#### RECORDS TO USE:
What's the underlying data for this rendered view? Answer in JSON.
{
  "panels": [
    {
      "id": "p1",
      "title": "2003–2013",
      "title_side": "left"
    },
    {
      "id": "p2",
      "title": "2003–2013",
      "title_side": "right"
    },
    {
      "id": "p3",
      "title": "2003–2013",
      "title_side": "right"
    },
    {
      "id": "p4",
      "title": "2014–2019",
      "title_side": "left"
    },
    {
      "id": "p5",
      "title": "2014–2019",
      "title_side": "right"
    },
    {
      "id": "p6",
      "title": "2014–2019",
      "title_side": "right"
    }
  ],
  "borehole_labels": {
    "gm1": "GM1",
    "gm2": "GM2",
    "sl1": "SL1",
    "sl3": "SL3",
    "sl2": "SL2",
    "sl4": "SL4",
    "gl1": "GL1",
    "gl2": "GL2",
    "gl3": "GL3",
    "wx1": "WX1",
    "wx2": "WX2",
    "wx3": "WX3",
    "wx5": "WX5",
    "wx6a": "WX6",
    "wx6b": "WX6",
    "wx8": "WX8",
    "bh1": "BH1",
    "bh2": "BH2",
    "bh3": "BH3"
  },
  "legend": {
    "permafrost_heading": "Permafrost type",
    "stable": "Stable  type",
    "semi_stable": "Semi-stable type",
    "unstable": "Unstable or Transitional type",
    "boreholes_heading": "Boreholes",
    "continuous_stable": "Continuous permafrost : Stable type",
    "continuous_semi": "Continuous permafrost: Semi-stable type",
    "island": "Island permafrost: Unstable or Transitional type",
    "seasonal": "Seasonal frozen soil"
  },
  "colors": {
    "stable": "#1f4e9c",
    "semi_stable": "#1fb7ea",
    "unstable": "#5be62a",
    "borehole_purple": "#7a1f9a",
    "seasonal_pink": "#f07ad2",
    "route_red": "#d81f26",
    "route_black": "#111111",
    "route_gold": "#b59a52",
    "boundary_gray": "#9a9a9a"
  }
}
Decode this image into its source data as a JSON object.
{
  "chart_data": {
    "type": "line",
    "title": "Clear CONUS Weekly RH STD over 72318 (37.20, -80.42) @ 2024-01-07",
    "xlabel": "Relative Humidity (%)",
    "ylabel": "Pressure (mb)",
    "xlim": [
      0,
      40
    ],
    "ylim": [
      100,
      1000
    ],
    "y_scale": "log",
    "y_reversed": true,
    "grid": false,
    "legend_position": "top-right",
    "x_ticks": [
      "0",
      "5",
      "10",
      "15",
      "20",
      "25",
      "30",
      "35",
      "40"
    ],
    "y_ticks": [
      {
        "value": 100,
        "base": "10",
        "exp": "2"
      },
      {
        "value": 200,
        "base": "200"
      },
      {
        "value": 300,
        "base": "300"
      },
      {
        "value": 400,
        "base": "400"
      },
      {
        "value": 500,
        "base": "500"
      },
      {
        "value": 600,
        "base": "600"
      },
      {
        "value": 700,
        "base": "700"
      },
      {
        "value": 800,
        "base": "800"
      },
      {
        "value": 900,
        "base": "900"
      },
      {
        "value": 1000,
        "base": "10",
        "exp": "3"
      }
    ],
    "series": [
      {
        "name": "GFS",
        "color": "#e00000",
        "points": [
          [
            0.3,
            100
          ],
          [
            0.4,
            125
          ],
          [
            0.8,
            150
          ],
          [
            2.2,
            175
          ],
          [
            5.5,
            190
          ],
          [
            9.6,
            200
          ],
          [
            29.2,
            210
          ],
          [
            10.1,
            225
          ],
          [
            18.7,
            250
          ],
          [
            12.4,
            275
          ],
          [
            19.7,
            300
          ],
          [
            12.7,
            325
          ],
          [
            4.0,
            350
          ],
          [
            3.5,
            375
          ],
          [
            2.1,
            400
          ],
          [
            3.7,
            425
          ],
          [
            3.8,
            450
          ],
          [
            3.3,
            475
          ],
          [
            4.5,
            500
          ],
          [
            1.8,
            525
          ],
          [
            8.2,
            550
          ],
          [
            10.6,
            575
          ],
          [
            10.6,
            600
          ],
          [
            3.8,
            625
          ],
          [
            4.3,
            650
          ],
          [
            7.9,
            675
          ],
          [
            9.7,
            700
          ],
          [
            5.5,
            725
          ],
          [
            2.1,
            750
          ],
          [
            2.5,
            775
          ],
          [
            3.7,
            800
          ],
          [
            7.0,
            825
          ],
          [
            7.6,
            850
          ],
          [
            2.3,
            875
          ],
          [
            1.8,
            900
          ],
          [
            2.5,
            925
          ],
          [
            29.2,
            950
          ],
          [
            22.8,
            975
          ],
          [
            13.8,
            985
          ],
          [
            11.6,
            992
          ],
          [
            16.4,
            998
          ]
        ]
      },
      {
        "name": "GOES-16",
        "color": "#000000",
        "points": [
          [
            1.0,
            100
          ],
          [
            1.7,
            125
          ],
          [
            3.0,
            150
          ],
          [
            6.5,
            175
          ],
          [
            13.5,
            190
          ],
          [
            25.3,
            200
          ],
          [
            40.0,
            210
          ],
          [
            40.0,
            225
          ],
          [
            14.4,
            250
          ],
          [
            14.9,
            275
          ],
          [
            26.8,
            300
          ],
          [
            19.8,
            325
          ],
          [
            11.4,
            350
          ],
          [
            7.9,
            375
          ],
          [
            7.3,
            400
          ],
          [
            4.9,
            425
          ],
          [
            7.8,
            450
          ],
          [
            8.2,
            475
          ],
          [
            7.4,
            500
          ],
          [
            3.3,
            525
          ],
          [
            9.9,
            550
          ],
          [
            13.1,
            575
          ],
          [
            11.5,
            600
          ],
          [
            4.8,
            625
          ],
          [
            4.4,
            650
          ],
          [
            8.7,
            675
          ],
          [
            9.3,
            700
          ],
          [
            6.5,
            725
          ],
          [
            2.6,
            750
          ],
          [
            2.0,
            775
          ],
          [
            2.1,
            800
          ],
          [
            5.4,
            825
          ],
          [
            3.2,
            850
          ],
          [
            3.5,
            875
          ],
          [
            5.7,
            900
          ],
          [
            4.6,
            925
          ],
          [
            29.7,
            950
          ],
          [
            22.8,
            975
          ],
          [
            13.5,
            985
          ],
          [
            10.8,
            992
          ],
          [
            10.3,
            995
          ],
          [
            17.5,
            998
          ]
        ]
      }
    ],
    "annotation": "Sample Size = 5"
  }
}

#### DIRECTION:
Go through the listing and print each line exactly as it appears.

#### RESPONSE TO THE TASK:
What's the underlying data for this rendered view? Answer in JSON.
{
  "panels": [
    {
      "id": "p1",
      "title": "2003–2013",
      "title_side": "left"
    },
    {
      "id": "p2",
      "title": "2003–2013",
      "title_side": "right"
    },
    {
      "id": "p3",
      "title": "2003–2013",
      "title_side": "right"
    },
    {
      "id": "p4",
      "title": "2014–2019",
      "title_side": "left"
    },
    {
      "id": "p5",
      "title": "2014–2019",
      "title_side": "right"
    },
    {
      "id": "p6",
      "title": "2014–2019",
      "title_side": "right"
    }
  ],
  "borehole_labels": {
    "gm1": "GM1",
    "gm2": "GM2",
    "sl1": "SL1",
    "sl3": "SL3",
    "sl2": "SL2",
    "sl4": "SL4",
    "gl1": "GL1",
    "gl2": "GL2",
    "gl3": "GL3",
    "wx1": "WX1",
    "wx2": "WX2",
    "wx3": "WX3",
    "wx5": "WX5",
    "wx6a": "WX6",
    "wx6b": "WX6",
    "wx8": "WX8",
    "bh1": "BH1",
    "bh2": "BH2",
    "bh3": "BH3"
  },
  "legend": {
    "permafrost_heading": "Permafrost type",
    "stable": "Stable  type",
    "semi_stable": "Semi-stable type",
    "unstable": "Unstable or Transitional type",
    "boreholes_heading": "Boreholes",
    "continuous_stable": "Continuous permafrost : Stable type",
    "continuous_semi": "Continuous permafrost: Semi-stable type",
    "island": "Island permafrost: Unstable or Transitional type",
    "seasonal": "Seasonal frozen soil"
  },
  "colors": {
    "stable": "#1f4e9c",
    "semi_stable": "#1fb7ea",
    "unstable": "#5be62a",
    "borehole_purple": "#7a1f9a",
    "seasonal_pink": "#f07ad2",
    "route_red": "#d81f26",
    "route_black": "#111111",
    "route_gold": "#b59a52",
    "boundary_gray": "#9a9a9a"
  }
}
Decode this image into its source data as a JSON object.
{
  "chart_data": {
    "type": "line",
    "title": "Clear CONUS Weekly RH STD over 72318 (37.20, -80.42) @ 2024-01-07",
    "xlabel": "Relative Humidity (%)",
    "ylabel": "Pressure (mb)",
    "xlim": [
      0,
      40
    ],
    "ylim": [
      100,
      1000
    ],
    "y_scale": "log",
    "y_reversed": true,
    "grid": false,
    "legend_position": "top-right",
    "x_ticks": [
      "0",
      "5",
      "10",
      "15",
      "20",
      "25",
      "30",
      "35",
      "40"
    ],
    "y_ticks": [
      {
        "value": 100,
        "base": "10",
        "exp": "2"
      },
      {
        "value": 200,
        "base": "200"
      },
      {
        "value": 300,
        "base": "300"
      },
      {
        "value": 400,
        "base": "400"
      },
      {
        "value": 500,
        "base": "500"
      },
      {
        "value": 600,
        "base": "600"
      },
      {
        "value": 700,
        "base": "700"
      },
      {
        "value": 800,
        "base": "800"
      },
      {
        "value": 900,
        "base": "900"
      },
      {
        "value": 1000,
        "base": "10",
        "exp": "3"
      }
    ],
    "series": [
      {
        "name": "GFS",
        "color": "#e00000",
        "points": [
          [
            0.3,
            100
          ],
          [
            0.4,
            125
          ],
          [
            0.8,
            150
          ],
          [
            2.2,
            175
          ],
          [
            5.5,
            190
          ],
          [
            9.6,
            200
          ],
          [
            29.2,
            210
          ],
          [
            10.1,
            225
          ],
          [
            18.7,
            250
          ],
          [
            12.4,
            275
          ],
          [
            19.7,
            300
          ],
          [
            12.7,
            325
          ],
          [
            4.0,
            350
          ],
          [
            3.5,
            375
          ],
          [
            2.1,
            400
          ],
          [
            3.7,
            425
          ],
          [
            3.8,
            450
          ],
          [
            3.3,
            475
          ],
          [
            4.5,
            500
          ],
          [
            1.8,
            525
          ],
          [
            8.2,
            550
          ],
          [
            10.6,
            575
          ],
          [
            10.6,
            600
          ],
          [
            3.8,
            625
          ],
          [
            4.3,
            650
          ],
          [
            7.9,
            675
          ],
          [
            9.7,
            700
          ],
          [
            5.5,
            725
          ],
          [
            2.1,
            750
          ],
          [
            2.5,
            775
          ],
          [
            3.7,
            800
          ],
          [
            7.0,
            825
          ],
          [
            7.6,
            850
          ],
          [
            2.3,
            875
          ],
          [
            1.8,
            900
          ],
          [
            2.5,
            925
          ],
          [
            29.2,
            950
          ],
          [
            22.8,
            975
          ],
          [
            13.8,
            985
          ],
          [
            11.6,
            992
          ],
          [
            16.4,
            998
          ]
        ]
      },
      {
        "name": "GOES-16",
        "color": "#000000",
        "points": [
          [
            1.0,
            100
          ],
          [
            1.7,
            125
          ],
          [
            3.0,
            150
          ],
          [
            6.5,
            175
          ],
          [
            13.5,
            190
          ],
          [
            25.3,
            200
          ],
          [
            40.0,
            210
          ],
          [
            40.0,
            225
          ],
          [
            14.4,
            250
          ],
          [
            14.9,
            275
          ],
          [
            26.8,
            300
          ],
          [
            19.8,
            325
          ],
          [
            11.4,
            350
          ],
          [
            7.9,
            375
          ],
          [
            7.3,
            400
          ],
          [
            4.9,
            425
          ],
          [
            7.8,
            450
          ],
          [
            8.2,
            475
          ],
          [
            7.4,
            500
          ],
          [
            3.3,
            525
          ],
          [
            9.9,
            550
          ],
          [
            13.1,
            575
          ],
          [
            11.5,
            600
          ],
          [
            4.8,
            625
          ],
          [
            4.4,
            650
          ],
          [
            8.7,
            675
          ],
          [
            9.3,
            700
          ],
          [
            6.5,
            725
          ],
          [
            2.6,
            750
          ],
          [
            2.0,
            775
          ],
          [
            2.1,
            800
          ],
          [
            5.4,
            825
          ],
          [
            3.2,
            850
          ],
          [
            3.5,
            875
          ],
          [
            5.7,
            900
          ],
          [
            4.6,
            925
          ],
          [
            29.7,
            950
          ],
          [
            22.8,
            975
          ],
          [
            13.5,
            985
          ],
          [
            10.8,
            992
          ],
          [
            10.3,
            995
          ],
          [
            17.5,
            998
          ]
        ]
      }
    ],
    "annotation": "Sample Size = 5"
  }
}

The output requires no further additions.